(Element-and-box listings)
____

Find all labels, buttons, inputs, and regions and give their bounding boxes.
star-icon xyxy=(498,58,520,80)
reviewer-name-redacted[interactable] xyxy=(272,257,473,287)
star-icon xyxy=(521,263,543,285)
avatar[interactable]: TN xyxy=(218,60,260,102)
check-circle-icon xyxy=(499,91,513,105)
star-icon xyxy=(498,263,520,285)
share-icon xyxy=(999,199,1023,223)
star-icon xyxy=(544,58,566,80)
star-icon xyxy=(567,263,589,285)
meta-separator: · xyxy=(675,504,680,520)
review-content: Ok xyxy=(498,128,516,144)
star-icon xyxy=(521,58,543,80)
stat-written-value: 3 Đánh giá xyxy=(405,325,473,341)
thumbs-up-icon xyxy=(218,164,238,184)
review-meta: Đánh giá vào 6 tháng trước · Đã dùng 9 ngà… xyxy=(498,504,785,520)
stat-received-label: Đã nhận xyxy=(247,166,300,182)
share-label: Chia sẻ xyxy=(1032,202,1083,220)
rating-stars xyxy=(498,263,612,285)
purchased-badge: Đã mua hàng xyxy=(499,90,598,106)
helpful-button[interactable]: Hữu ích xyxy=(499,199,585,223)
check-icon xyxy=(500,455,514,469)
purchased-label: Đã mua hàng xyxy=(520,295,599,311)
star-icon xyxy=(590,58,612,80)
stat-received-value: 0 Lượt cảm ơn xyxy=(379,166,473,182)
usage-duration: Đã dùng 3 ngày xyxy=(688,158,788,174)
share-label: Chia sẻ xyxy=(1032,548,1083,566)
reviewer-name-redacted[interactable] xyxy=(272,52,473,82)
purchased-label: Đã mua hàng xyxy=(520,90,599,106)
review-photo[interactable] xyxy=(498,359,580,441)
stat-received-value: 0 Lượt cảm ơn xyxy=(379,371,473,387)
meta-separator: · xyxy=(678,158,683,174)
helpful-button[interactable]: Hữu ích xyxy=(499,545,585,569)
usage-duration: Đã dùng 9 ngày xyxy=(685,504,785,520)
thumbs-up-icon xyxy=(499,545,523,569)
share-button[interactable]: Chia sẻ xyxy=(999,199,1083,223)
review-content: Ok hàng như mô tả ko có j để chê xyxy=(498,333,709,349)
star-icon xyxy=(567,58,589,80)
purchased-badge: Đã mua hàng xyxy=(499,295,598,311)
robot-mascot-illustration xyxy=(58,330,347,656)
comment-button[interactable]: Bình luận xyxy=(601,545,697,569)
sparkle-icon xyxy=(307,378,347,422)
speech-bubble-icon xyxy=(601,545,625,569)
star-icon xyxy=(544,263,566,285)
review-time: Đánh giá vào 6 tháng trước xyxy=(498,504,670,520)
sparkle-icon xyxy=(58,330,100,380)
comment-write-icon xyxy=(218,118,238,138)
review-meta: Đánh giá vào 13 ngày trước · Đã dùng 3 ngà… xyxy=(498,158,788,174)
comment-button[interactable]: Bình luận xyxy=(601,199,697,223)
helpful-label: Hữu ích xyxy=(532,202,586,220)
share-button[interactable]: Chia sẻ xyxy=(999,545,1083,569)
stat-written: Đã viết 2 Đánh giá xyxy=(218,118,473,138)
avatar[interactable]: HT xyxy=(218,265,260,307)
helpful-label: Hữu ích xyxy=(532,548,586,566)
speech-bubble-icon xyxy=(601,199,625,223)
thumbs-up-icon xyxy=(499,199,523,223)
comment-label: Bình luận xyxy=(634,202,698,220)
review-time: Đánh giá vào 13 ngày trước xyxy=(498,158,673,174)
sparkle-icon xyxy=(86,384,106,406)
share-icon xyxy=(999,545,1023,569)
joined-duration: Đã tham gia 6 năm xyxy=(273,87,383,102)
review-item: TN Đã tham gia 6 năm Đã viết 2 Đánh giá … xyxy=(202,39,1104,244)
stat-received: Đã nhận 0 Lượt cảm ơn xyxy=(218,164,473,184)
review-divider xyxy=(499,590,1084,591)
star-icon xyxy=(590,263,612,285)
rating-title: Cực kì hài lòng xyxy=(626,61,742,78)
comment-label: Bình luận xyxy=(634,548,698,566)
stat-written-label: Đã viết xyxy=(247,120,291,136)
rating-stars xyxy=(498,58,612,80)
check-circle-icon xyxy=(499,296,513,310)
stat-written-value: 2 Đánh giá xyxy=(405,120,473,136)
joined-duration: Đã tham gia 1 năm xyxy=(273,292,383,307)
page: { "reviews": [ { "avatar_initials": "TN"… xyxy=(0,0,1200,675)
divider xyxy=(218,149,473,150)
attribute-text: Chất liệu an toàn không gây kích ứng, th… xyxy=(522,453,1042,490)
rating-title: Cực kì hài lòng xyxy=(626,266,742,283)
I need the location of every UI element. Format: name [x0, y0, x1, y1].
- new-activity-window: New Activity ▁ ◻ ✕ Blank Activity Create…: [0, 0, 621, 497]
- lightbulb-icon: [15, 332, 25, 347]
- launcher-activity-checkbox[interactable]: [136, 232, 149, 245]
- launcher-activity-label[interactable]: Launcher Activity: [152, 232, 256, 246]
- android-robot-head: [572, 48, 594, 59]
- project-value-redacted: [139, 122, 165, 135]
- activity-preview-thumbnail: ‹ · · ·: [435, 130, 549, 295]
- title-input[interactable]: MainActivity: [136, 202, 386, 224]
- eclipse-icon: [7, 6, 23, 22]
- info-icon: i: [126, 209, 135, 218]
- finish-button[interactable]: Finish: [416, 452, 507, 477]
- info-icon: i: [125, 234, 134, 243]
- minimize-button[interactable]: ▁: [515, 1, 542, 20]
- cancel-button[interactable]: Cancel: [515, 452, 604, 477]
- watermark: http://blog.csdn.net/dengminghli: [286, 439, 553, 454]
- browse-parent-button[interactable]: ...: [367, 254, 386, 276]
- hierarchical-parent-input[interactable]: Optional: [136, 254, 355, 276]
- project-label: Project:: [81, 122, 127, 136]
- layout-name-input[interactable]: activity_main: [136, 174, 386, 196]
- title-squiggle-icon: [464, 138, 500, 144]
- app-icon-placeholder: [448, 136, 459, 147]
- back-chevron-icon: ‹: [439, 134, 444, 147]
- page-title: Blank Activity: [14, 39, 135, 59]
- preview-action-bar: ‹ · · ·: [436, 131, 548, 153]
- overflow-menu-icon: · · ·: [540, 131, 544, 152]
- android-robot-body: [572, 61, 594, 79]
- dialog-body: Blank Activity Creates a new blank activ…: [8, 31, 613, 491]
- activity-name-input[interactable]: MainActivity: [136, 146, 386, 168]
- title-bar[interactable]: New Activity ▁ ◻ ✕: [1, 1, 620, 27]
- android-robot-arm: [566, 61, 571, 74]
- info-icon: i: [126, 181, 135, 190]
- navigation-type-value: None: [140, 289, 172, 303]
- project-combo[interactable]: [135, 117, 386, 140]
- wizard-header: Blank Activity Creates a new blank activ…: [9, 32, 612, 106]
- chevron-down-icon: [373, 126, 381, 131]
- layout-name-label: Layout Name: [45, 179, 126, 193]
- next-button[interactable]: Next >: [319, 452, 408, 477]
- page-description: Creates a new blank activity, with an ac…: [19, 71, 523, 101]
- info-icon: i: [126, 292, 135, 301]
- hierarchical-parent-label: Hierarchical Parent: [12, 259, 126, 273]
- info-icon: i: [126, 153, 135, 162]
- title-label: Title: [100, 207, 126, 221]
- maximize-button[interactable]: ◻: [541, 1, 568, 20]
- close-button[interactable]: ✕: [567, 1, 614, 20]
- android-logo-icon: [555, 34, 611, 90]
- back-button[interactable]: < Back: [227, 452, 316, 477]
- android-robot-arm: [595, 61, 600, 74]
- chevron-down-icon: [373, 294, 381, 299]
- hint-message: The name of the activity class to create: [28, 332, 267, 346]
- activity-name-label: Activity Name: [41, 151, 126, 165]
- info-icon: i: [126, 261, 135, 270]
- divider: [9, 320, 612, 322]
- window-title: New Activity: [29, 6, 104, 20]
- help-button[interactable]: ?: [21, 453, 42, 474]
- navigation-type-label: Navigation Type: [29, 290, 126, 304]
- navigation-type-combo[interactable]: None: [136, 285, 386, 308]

____

- Set problem -
Return each line of the records that contains the string "divider", copied in full and unchanged.

- Task response -
review-divider xyxy=(499,590,1084,591)
divider xyxy=(218,149,473,150)
- divider: [9, 320, 612, 322]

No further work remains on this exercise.